%%

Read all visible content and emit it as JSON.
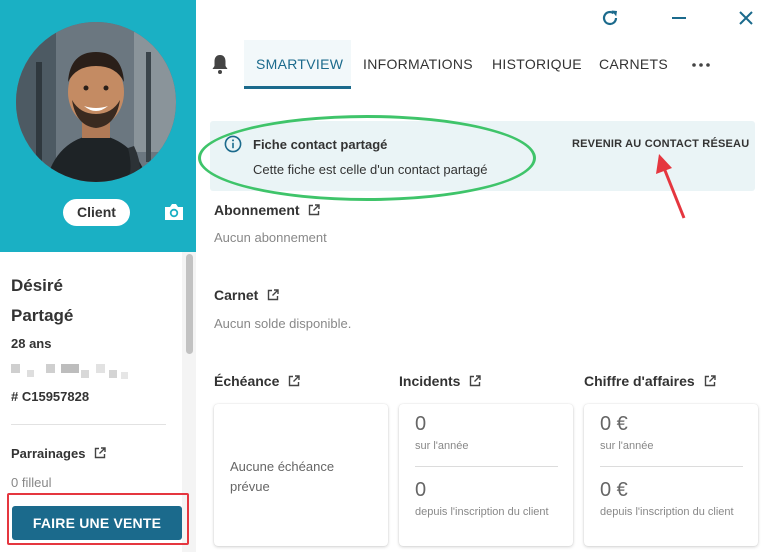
{
  "sidebar": {
    "badge": "Client",
    "first_name": "Désiré",
    "last_name": "Partagé",
    "age": "28 ans",
    "client_id": "# C15957828",
    "sponsorship_title": "Parrainages",
    "sponsorship_value": "0 filleul",
    "sale_button": "FAIRE UNE VENTE"
  },
  "tabs": [
    {
      "label": "SMARTVIEW",
      "active": true
    },
    {
      "label": "INFORMATIONS",
      "active": false
    },
    {
      "label": "HISTORIQUE",
      "active": false
    },
    {
      "label": "CARNETS",
      "active": false
    }
  ],
  "alert": {
    "title": "Fiche contact partagé",
    "text": "Cette fiche est celle d'un contact partagé",
    "link": "REVENIR AU CONTACT RÉSEAU"
  },
  "sections": {
    "subscription": {
      "title": "Abonnement",
      "value": "Aucun abonnement"
    },
    "carnet": {
      "title": "Carnet",
      "value": "Aucun solde disponible."
    },
    "due": {
      "title": "Échéance",
      "empty": "Aucune échéance prévue"
    },
    "incidents": {
      "title": "Incidents",
      "year_value": "0",
      "year_label": "sur l'année",
      "total_value": "0",
      "total_label": "depuis l'inscription du client"
    },
    "turnover": {
      "title": "Chiffre d'affaires",
      "year_value": "0 €",
      "year_label": "sur l'année",
      "total_value": "0 €",
      "total_label": "depuis l'inscription du client"
    }
  },
  "colors": {
    "accent": "#1b6a8c",
    "profile_bg": "#1ab0c4",
    "alert_bg": "#eaf4f6",
    "annotation_green": "#3fc46a",
    "annotation_red": "#e5363f"
  },
  "icons": [
    "camera-icon",
    "external-link-icon",
    "refresh-icon",
    "minimize-icon",
    "close-icon",
    "bell-icon",
    "more-icon",
    "info-icon"
  ]
}
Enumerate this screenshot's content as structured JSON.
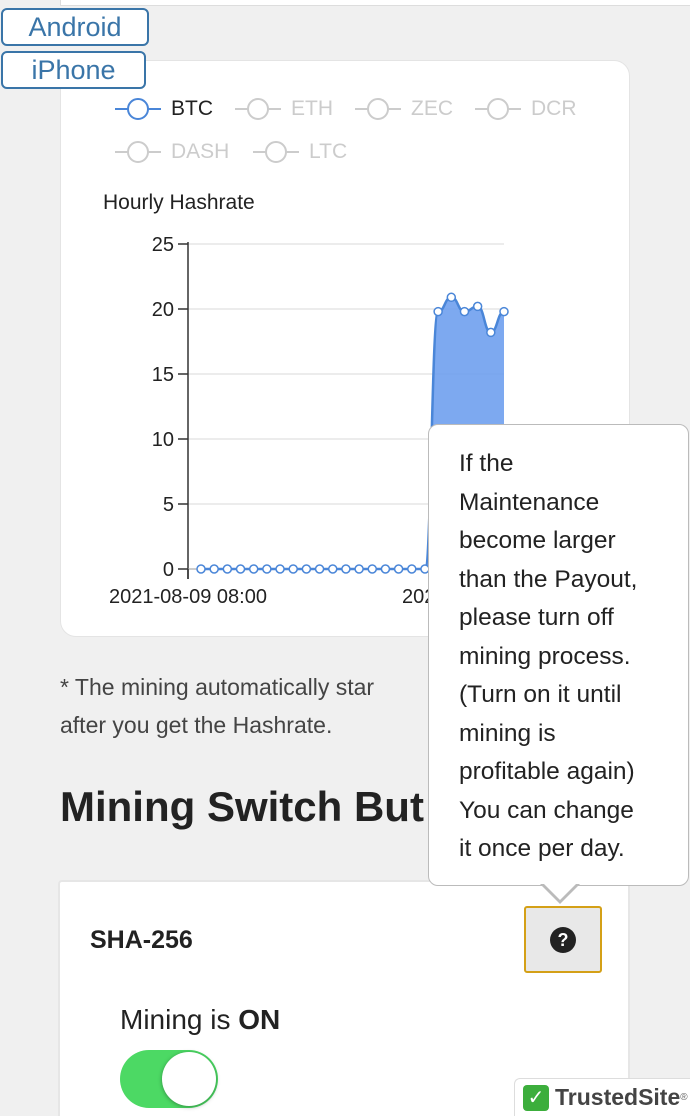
{
  "os_buttons": {
    "android": "Android",
    "iphone": "iPhone"
  },
  "legend": [
    {
      "label": "BTC",
      "active": true
    },
    {
      "label": "ETH",
      "active": false
    },
    {
      "label": "ZEC",
      "active": false
    },
    {
      "label": "DCR",
      "active": false
    },
    {
      "label": "DASH",
      "active": false
    },
    {
      "label": "LTC",
      "active": false
    }
  ],
  "chart_title": "Hourly Hashrate",
  "chart_data": {
    "type": "area",
    "title": "Hourly Hashrate",
    "series": [
      {
        "name": "BTC",
        "color": "#6fa0ee",
        "values": [
          0,
          0,
          0,
          0,
          0,
          0,
          0,
          0,
          0,
          0,
          0,
          0,
          0,
          0,
          0,
          0,
          0,
          0,
          19.8,
          20.9,
          19.8,
          20.2,
          18.2,
          19.8
        ]
      }
    ],
    "ylim": [
      0,
      25
    ],
    "yticks": [
      "0",
      "5",
      "10",
      "15",
      "20",
      "25"
    ],
    "xtick_labels": [
      "2021-08-09 08:00",
      "202"
    ],
    "grid": true,
    "legend_position": "top"
  },
  "note": {
    "line1": "* The mining automatically star",
    "line2": "after you get the Hashrate."
  },
  "section_heading": "Mining Switch But",
  "algo_card": {
    "name": "SHA-256",
    "help_glyph": "?",
    "status_prefix": "Mining is ",
    "status_value": "ON",
    "toggle_on": true
  },
  "tooltip": {
    "lines": [
      "If the",
      "Maintenance",
      "become larger",
      "than the Payout,",
      "please turn off",
      "mining process.",
      "(Turn on it until",
      "mining is",
      "profitable again)",
      "You can change",
      "it once per day."
    ]
  },
  "trusted_site": {
    "label": "TrustedSite",
    "reg": "®",
    "check": "✓"
  }
}
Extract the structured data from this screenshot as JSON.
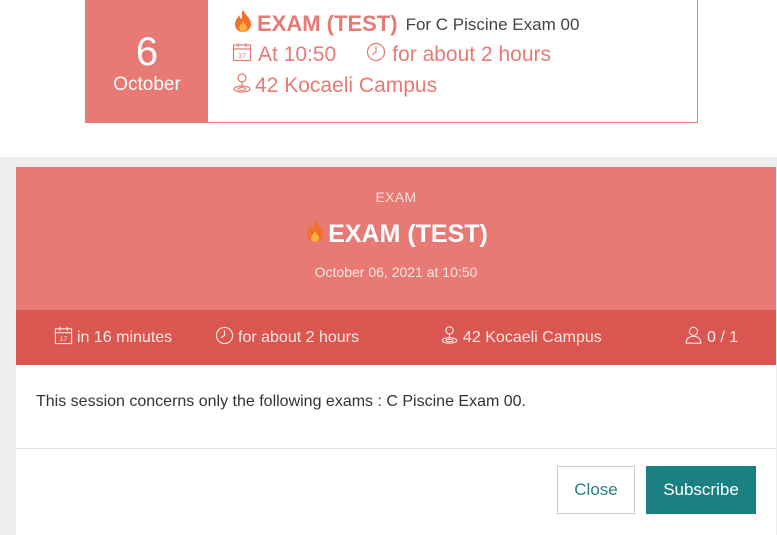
{
  "event_card": {
    "day": "6",
    "month": "October",
    "title": "EXAM (TEST)",
    "subtitle": "For C Piscine Exam 00",
    "time": "At 10:50",
    "duration": "for about 2 hours",
    "location": "42 Kocaeli Campus"
  },
  "modal": {
    "kind": "EXAM",
    "title": "EXAM (TEST)",
    "datetime": "October 06, 2021 at 10:50",
    "bar": {
      "starts_in": "in 16 minutes",
      "duration": "for about 2 hours",
      "location": "42 Kocaeli Campus",
      "seats": "0 / 1"
    },
    "body_text": "This session concerns only the following exams : C Piscine Exam 00.",
    "close_label": "Close",
    "subscribe_label": "Subscribe"
  },
  "colors": {
    "accent": "#e77a74",
    "accent_dark": "#d95750",
    "button_teal": "#1b8082"
  },
  "icons": [
    "fire-icon",
    "calendar-icon",
    "clock-icon",
    "location-pin-icon",
    "user-icon"
  ]
}
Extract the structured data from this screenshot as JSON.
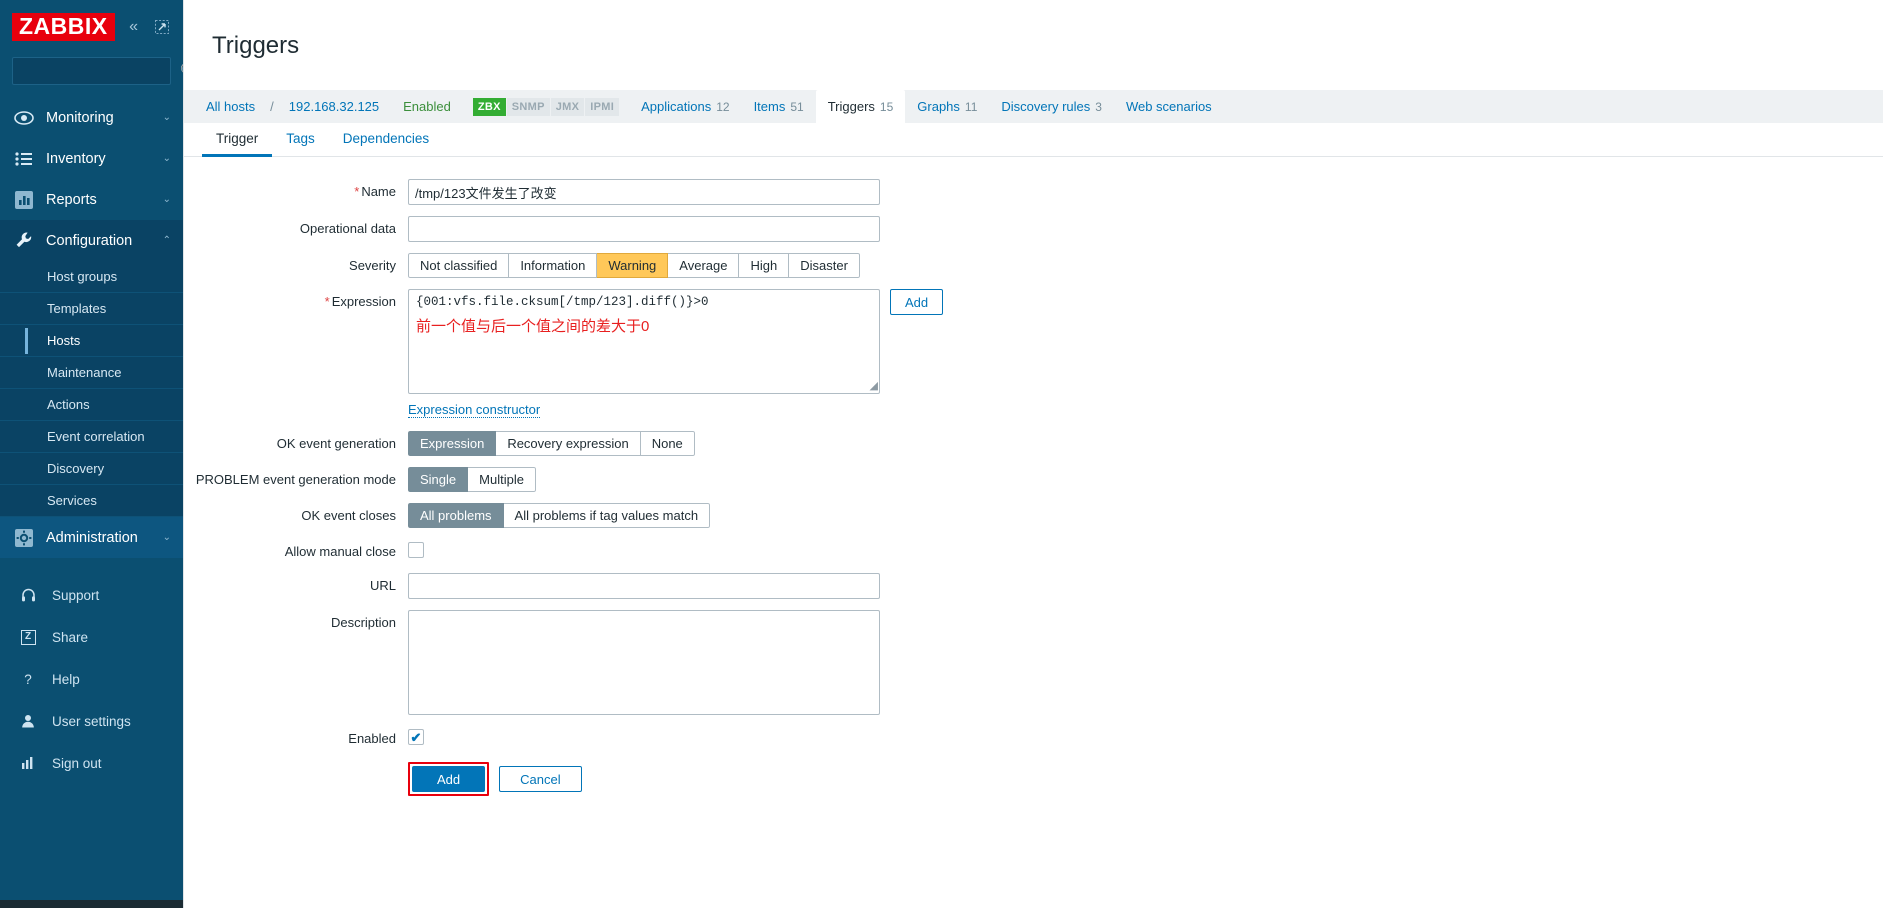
{
  "sidebar": {
    "logo": "ZABBIX",
    "collapse_icon": "chevron-double-left-icon",
    "expand_icon": "expand-icon",
    "search": {
      "value": "",
      "placeholder": "",
      "icon": "search-icon"
    },
    "nav": [
      {
        "label": "Monitoring",
        "icon": "eye-icon",
        "chevron": "⌄",
        "expanded": false
      },
      {
        "label": "Inventory",
        "icon": "list-icon",
        "chevron": "⌄",
        "expanded": false
      },
      {
        "label": "Reports",
        "icon": "bar-chart-icon",
        "chevron": "⌄",
        "expanded": false
      },
      {
        "label": "Configuration",
        "icon": "wrench-icon",
        "chevron": "⌃",
        "expanded": true
      },
      {
        "label": "Administration",
        "icon": "gear-icon",
        "chevron": "⌄",
        "expanded": false
      }
    ],
    "configuration_children": [
      {
        "label": "Host groups",
        "active": false
      },
      {
        "label": "Templates",
        "active": false
      },
      {
        "label": "Hosts",
        "active": true
      },
      {
        "label": "Maintenance",
        "active": false
      },
      {
        "label": "Actions",
        "active": false
      },
      {
        "label": "Event correlation",
        "active": false
      },
      {
        "label": "Discovery",
        "active": false
      },
      {
        "label": "Services",
        "active": false
      }
    ],
    "utility": [
      {
        "label": "Support",
        "icon": "headset-icon"
      },
      {
        "label": "Share",
        "icon": "share-z-icon"
      },
      {
        "label": "Help",
        "icon": "question-icon"
      },
      {
        "label": "User settings",
        "icon": "user-icon"
      },
      {
        "label": "Sign out",
        "icon": "signout-icon"
      }
    ]
  },
  "header": {
    "title": "Triggers"
  },
  "breadcrumb": {
    "all_hosts": "All hosts",
    "separator": "/",
    "host": "192.168.32.125",
    "status": "Enabled",
    "protocols": [
      {
        "label": "ZBX",
        "enabled": true
      },
      {
        "label": "SNMP",
        "enabled": false
      },
      {
        "label": "JMX",
        "enabled": false
      },
      {
        "label": "IPMI",
        "enabled": false
      }
    ],
    "entity_tabs": [
      {
        "label": "Applications",
        "count": "12",
        "active": false
      },
      {
        "label": "Items",
        "count": "51",
        "active": false
      },
      {
        "label": "Triggers",
        "count": "15",
        "active": true
      },
      {
        "label": "Graphs",
        "count": "11",
        "active": false
      },
      {
        "label": "Discovery rules",
        "count": "3",
        "active": false
      },
      {
        "label": "Web scenarios",
        "count": "",
        "active": false
      }
    ]
  },
  "form_tabs": [
    {
      "label": "Trigger",
      "active": true
    },
    {
      "label": "Tags",
      "active": false
    },
    {
      "label": "Dependencies",
      "active": false
    }
  ],
  "form": {
    "name": {
      "label": "Name",
      "required": true,
      "value": "/tmp/123文件发生了改变",
      "placeholder": ""
    },
    "operational_data": {
      "label": "Operational data",
      "value": "",
      "placeholder": ""
    },
    "severity": {
      "label": "Severity",
      "options": [
        "Not classified",
        "Information",
        "Warning",
        "Average",
        "High",
        "Disaster"
      ],
      "selected": "Warning",
      "selected_color": "#ffc859"
    },
    "expression": {
      "label": "Expression",
      "required": true,
      "value": "{001:vfs.file.cksum[/tmp/123].diff()}>0",
      "annotation": "前一个值与后一个值之间的差大于0",
      "annotation_color": "#e82020",
      "add_button": "Add",
      "constructor_link": "Expression constructor"
    },
    "ok_event_generation": {
      "label": "OK event generation",
      "options": [
        "Expression",
        "Recovery expression",
        "None"
      ],
      "selected": "Expression"
    },
    "problem_event_generation_mode": {
      "label": "PROBLEM event generation mode",
      "options": [
        "Single",
        "Multiple"
      ],
      "selected": "Single"
    },
    "ok_event_closes": {
      "label": "OK event closes",
      "options": [
        "All problems",
        "All problems if tag values match"
      ],
      "selected": "All problems"
    },
    "allow_manual_close": {
      "label": "Allow manual close",
      "checked": false
    },
    "url": {
      "label": "URL",
      "value": "",
      "placeholder": ""
    },
    "description": {
      "label": "Description",
      "value": "",
      "placeholder": ""
    },
    "enabled": {
      "label": "Enabled",
      "checked": true,
      "tick": "✔"
    }
  },
  "footer": {
    "submit_label": "Add",
    "cancel_label": "Cancel",
    "highlight_color": "#e8000d"
  }
}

%%

Determine how many lines of the listing above include the word "Hashrate", and report that number only.

§ Exercise solution: 3